Go through the data below and gather each line containing "title".

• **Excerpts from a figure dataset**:

● ● ● ● ● ● ●

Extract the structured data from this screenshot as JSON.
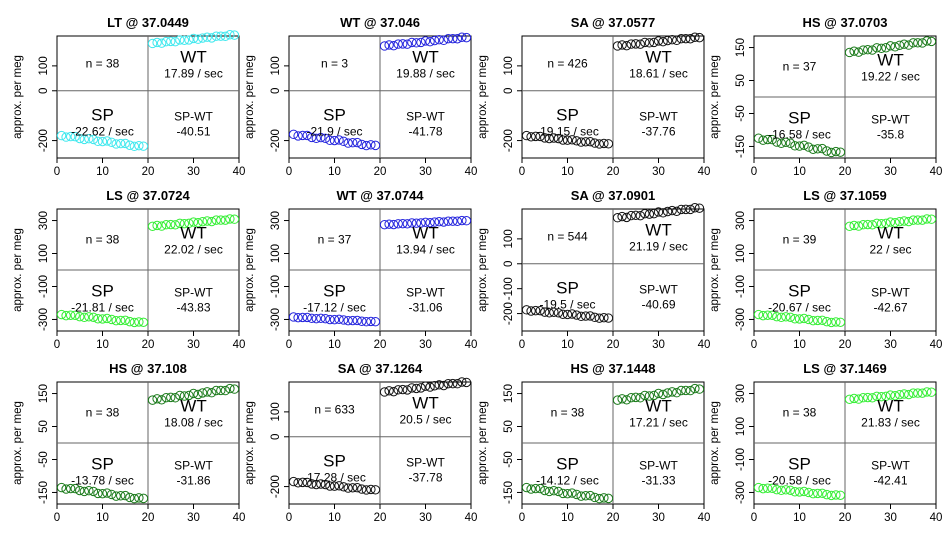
{
  "chart_data": [
    {
      "title": "LT @ 37.0449",
      "type": "scatter",
      "xlabel": "",
      "ylabel": "approx. per meg",
      "xlim": [
        0,
        40
      ],
      "ylim": [
        -270,
        220
      ],
      "yticks": [
        -200,
        0,
        100
      ],
      "xticks": [
        0,
        10,
        20,
        30,
        40
      ],
      "color": "#3ee8ee",
      "sp_range": [
        -180,
        -225
      ],
      "wt_range": [
        190,
        225
      ],
      "n": "n = 38",
      "wt": "WT",
      "wt_rate": "17.89 / sec",
      "sp": "SP",
      "sp_rate": "-22.62 / sec",
      "spwt": "SP-WT",
      "spwt_val": "-40.51"
    },
    {
      "title": "WT @ 37.046",
      "type": "scatter",
      "xlabel": "",
      "ylabel": "approx. per meg",
      "xlim": [
        0,
        40
      ],
      "ylim": [
        -270,
        220
      ],
      "yticks": [
        -200,
        0,
        100
      ],
      "xticks": [
        0,
        10,
        20,
        30,
        40
      ],
      "color": "#2222dd",
      "sp_range": [
        -175,
        -222
      ],
      "wt_range": [
        180,
        215
      ],
      "n": "n = 3",
      "wt": "WT",
      "wt_rate": "19.88 / sec",
      "sp": "SP",
      "sp_rate": "-21.9 / sec",
      "spwt": "SP-WT",
      "spwt_val": "-41.78"
    },
    {
      "title": "SA @ 37.0577",
      "type": "scatter",
      "xlabel": "",
      "ylabel": "approx. per meg",
      "xlim": [
        0,
        40
      ],
      "ylim": [
        -270,
        220
      ],
      "yticks": [
        -200,
        0,
        100
      ],
      "xticks": [
        0,
        10,
        20,
        30,
        40
      ],
      "color": "#111111",
      "sp_range": [
        -180,
        -215
      ],
      "wt_range": [
        180,
        215
      ],
      "n": "n = 426",
      "wt": "WT",
      "wt_rate": "18.61 / sec",
      "sp": "SP",
      "sp_rate": "-19.15 / sec",
      "spwt": "SP-WT",
      "spwt_val": "-37.76"
    },
    {
      "title": "HS @ 37.0703",
      "type": "scatter",
      "xlabel": "",
      "ylabel": "approx. per meg",
      "xlim": [
        0,
        40
      ],
      "ylim": [
        -185,
        185
      ],
      "yticks": [
        -150,
        -50,
        50,
        150
      ],
      "xticks": [
        0,
        10,
        20,
        30,
        40
      ],
      "color": "#1a7a1a",
      "sp_range": [
        -125,
        -170
      ],
      "wt_range": [
        135,
        170
      ],
      "n": "n = 37",
      "wt": "WT",
      "wt_rate": "19.22 / sec",
      "sp": "SP",
      "sp_rate": "-16.58 / sec",
      "spwt": "SP-WT",
      "spwt_val": "-35.8"
    },
    {
      "title": "LS @ 37.0724",
      "type": "scatter",
      "xlabel": "",
      "ylabel": "approx. per meg",
      "xlim": [
        0,
        40
      ],
      "ylim": [
        -370,
        370
      ],
      "yticks": [
        -300,
        -100,
        100,
        300
      ],
      "xticks": [
        0,
        10,
        20,
        30,
        40
      ],
      "color": "#33ee33",
      "sp_range": [
        -270,
        -320
      ],
      "wt_range": [
        265,
        310
      ],
      "n": "n = 38",
      "wt": "WT",
      "wt_rate": "22.02 / sec",
      "sp": "SP",
      "sp_rate": "-21.81 / sec",
      "spwt": "SP-WT",
      "spwt_val": "-43.83"
    },
    {
      "title": "WT @ 37.0744",
      "type": "scatter",
      "xlabel": "",
      "ylabel": "approx. per meg",
      "xlim": [
        0,
        40
      ],
      "ylim": [
        -370,
        370
      ],
      "yticks": [
        -300,
        -100,
        100,
        300
      ],
      "xticks": [
        0,
        10,
        20,
        30,
        40
      ],
      "color": "#2222dd",
      "sp_range": [
        -285,
        -315
      ],
      "wt_range": [
        275,
        300
      ],
      "n": "n = 37",
      "wt": "WT",
      "wt_rate": "13.94 / sec",
      "sp": "SP",
      "sp_rate": "-17.12 / sec",
      "spwt": "SP-WT",
      "spwt_val": "-31.06"
    },
    {
      "title": "SA @ 37.0901",
      "type": "scatter",
      "xlabel": "",
      "ylabel": "approx. per meg",
      "xlim": [
        0,
        40
      ],
      "ylim": [
        -270,
        220
      ],
      "yticks": [
        -200,
        -100,
        0,
        100
      ],
      "xticks": [
        0,
        10,
        20,
        30,
        40
      ],
      "color": "#111111",
      "sp_range": [
        -185,
        -220
      ],
      "wt_range": [
        185,
        225
      ],
      "n": "n = 544",
      "wt": "WT",
      "wt_rate": "21.19 / sec",
      "sp": "SP",
      "sp_rate": "-19.5 / sec",
      "spwt": "SP-WT",
      "spwt_val": "-40.69"
    },
    {
      "title": "LS @ 37.1059",
      "type": "scatter",
      "xlabel": "",
      "ylabel": "approx. per meg",
      "xlim": [
        0,
        40
      ],
      "ylim": [
        -370,
        370
      ],
      "yticks": [
        -300,
        -100,
        100,
        300
      ],
      "xticks": [
        0,
        10,
        20,
        30,
        40
      ],
      "color": "#33ee33",
      "sp_range": [
        -270,
        -320
      ],
      "wt_range": [
        265,
        310
      ],
      "n": "n = 39",
      "wt": "WT",
      "wt_rate": "22 / sec",
      "sp": "SP",
      "sp_rate": "-20.67 / sec",
      "spwt": "SP-WT",
      "spwt_val": "-42.67"
    },
    {
      "title": "HS @ 37.108",
      "type": "scatter",
      "xlabel": "",
      "ylabel": "approx. per meg",
      "xlim": [
        0,
        40
      ],
      "ylim": [
        -185,
        185
      ],
      "yticks": [
        -150,
        -50,
        50,
        150
      ],
      "xticks": [
        0,
        10,
        20,
        30,
        40
      ],
      "color": "#1a7a1a",
      "sp_range": [
        -135,
        -170
      ],
      "wt_range": [
        130,
        165
      ],
      "n": "n = 38",
      "wt": "WT",
      "wt_rate": "18.08 / sec",
      "sp": "SP",
      "sp_rate": "-13.78 / sec",
      "spwt": "SP-WT",
      "spwt_val": "-31.86"
    },
    {
      "title": "SA @ 37.1264",
      "type": "scatter",
      "xlabel": "",
      "ylabel": "approx. per meg",
      "xlim": [
        0,
        40
      ],
      "ylim": [
        -270,
        220
      ],
      "yticks": [
        -200,
        0,
        100
      ],
      "xticks": [
        0,
        10,
        20,
        30,
        40
      ],
      "color": "#111111",
      "sp_range": [
        -180,
        -215
      ],
      "wt_range": [
        180,
        220
      ],
      "n": "n = 633",
      "wt": "WT",
      "wt_rate": "20.5 / sec",
      "sp": "SP",
      "sp_rate": "-17.28 / sec",
      "spwt": "SP-WT",
      "spwt_val": "-37.78"
    },
    {
      "title": "HS @ 37.1448",
      "type": "scatter",
      "xlabel": "",
      "ylabel": "approx. per meg",
      "xlim": [
        0,
        40
      ],
      "ylim": [
        -185,
        185
      ],
      "yticks": [
        -150,
        -50,
        50,
        150
      ],
      "xticks": [
        0,
        10,
        20,
        30,
        40
      ],
      "color": "#1a7a1a",
      "sp_range": [
        -135,
        -170
      ],
      "wt_range": [
        130,
        165
      ],
      "n": "n = 38",
      "wt": "WT",
      "wt_rate": "17.21 / sec",
      "sp": "SP",
      "sp_rate": "-14.12 / sec",
      "spwt": "SP-WT",
      "spwt_val": "-31.33"
    },
    {
      "title": "LS @ 37.1469",
      "type": "scatter",
      "xlabel": "",
      "ylabel": "approx. per meg",
      "xlim": [
        0,
        40
      ],
      "ylim": [
        -370,
        370
      ],
      "yticks": [
        -300,
        -100,
        100,
        300
      ],
      "xticks": [
        0,
        10,
        20,
        30,
        40
      ],
      "color": "#33ee33",
      "sp_range": [
        -270,
        -320
      ],
      "wt_range": [
        265,
        310
      ],
      "n": "n = 38",
      "wt": "WT",
      "wt_rate": "21.83 / sec",
      "sp": "SP",
      "sp_rate": "-20.58 / sec",
      "spwt": "SP-WT",
      "spwt_val": "-42.41"
    }
  ]
}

● ● ● ● ● ● ●

• **Output**:
      "title": "LT @ 37.0449",
      "title": "WT @ 37.046",
      "title": "SA @ 37.0577",
      "title": "HS @ 37.0703",
      "title": "LS @ 37.0724",
      "title": "WT @ 37.0744",
      "title": "SA @ 37.0901",
      "title": "LS @ 37.1059",
      "title": "HS @ 37.108",
      "title": "SA @ 37.1264",
      "title": "HS @ 37.1448",
      "title": "LS @ 37.1469",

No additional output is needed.